_PROBLEM STATEMENT_: Return all of the data exactly, with nothing left out but the pictures.

_MATERIAL SHOWN_:
□ □ □ □ □

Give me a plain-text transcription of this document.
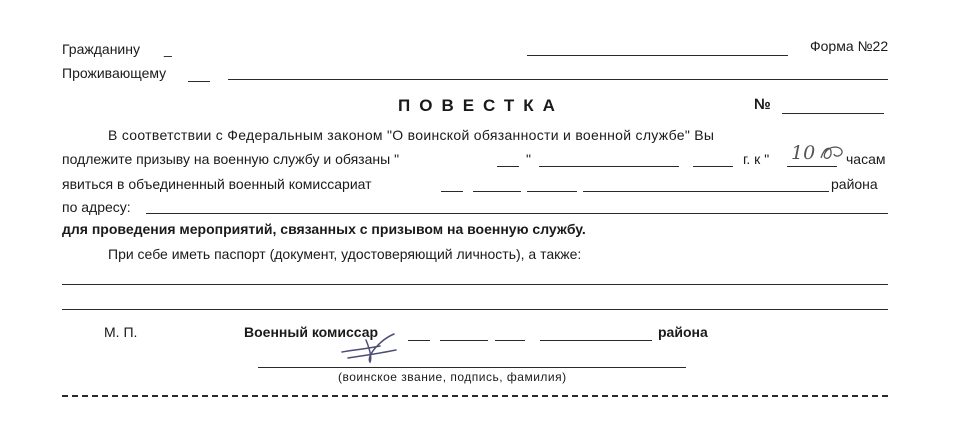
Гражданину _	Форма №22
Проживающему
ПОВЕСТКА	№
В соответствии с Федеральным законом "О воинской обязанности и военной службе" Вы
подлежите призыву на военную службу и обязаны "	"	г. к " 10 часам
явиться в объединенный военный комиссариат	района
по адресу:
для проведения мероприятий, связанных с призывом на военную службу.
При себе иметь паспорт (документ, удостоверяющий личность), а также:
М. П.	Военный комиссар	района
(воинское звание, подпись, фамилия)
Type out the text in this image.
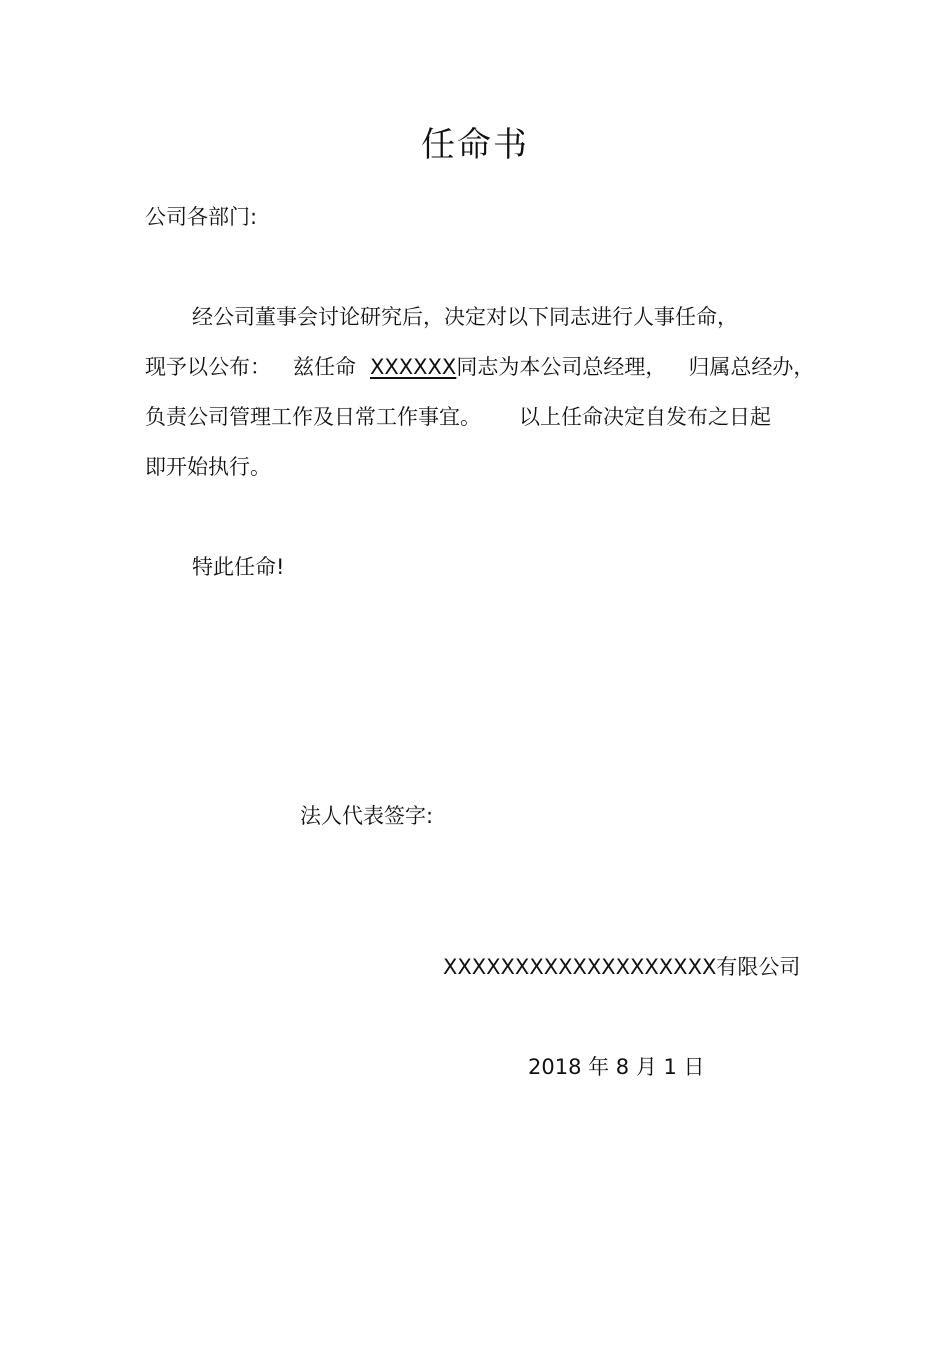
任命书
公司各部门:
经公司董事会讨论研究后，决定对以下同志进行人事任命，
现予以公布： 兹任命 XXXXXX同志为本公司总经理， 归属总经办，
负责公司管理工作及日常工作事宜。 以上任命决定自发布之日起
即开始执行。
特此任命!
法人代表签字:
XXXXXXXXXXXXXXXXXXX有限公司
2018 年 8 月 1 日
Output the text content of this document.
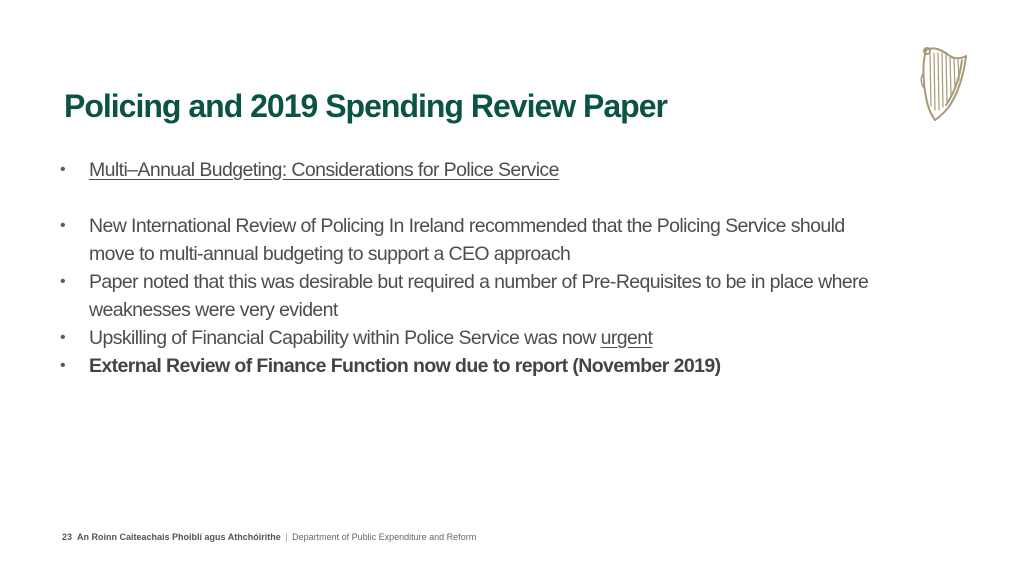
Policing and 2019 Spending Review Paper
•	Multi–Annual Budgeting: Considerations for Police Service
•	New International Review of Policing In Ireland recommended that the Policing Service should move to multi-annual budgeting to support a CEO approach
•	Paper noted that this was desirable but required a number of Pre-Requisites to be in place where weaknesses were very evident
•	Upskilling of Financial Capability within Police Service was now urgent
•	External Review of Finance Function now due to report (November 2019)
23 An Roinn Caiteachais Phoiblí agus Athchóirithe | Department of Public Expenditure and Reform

□ □ □ □ □

_RESULT OF THIS EXERCISE_:
Give me a plain-text transcription of this document.
Гражданину _	Форма №22
Проживающему
ПОВЕСТКА	№
В соответствии с Федеральным законом "О воинской обязанности и военной службе" Вы
подлежите призыву на военную службу и обязаны "	"	г. к " 10 часам
явиться в объединенный военный комиссариат	района
по адресу:
для проведения мероприятий, связанных с призывом на военную службу.
При себе иметь паспорт (документ, удостоверяющий личность), а также:
М. П.	Военный комиссар	района
(воинское звание, подпись, фамилия)
Type out the text in this image.
任命书
公司各部门:
经公司董事会讨论研究后，决定对以下同志进行人事任命，
现予以公布： 兹任命 XXXXXX同志为本公司总经理， 归属总经办，
负责公司管理工作及日常工作事宜。 以上任命决定自发布之日起
即开始执行。
特此任命!
法人代表签字:
XXXXXXXXXXXXXXXXXXX有限公司
2018 年 8 月 1 日
Output the text content of this document.
Policing and 2019 Spending Review Paper
•	Multi–Annual Budgeting: Considerations for Police Service
•	New International Review of Policing In Ireland recommended that the Policing Service should move to multi-annual budgeting to support a CEO approach
•	Paper noted that this was desirable but required a number of Pre-Requisites to be in place where weaknesses were very evident
•	Upskilling of Financial Capability within Police Service was now urgent
•	External Review of Finance Function now due to report (November 2019)
23 An Roinn Caiteachais Phoiblí agus Athchóirithe | Department of Public Expenditure and Reform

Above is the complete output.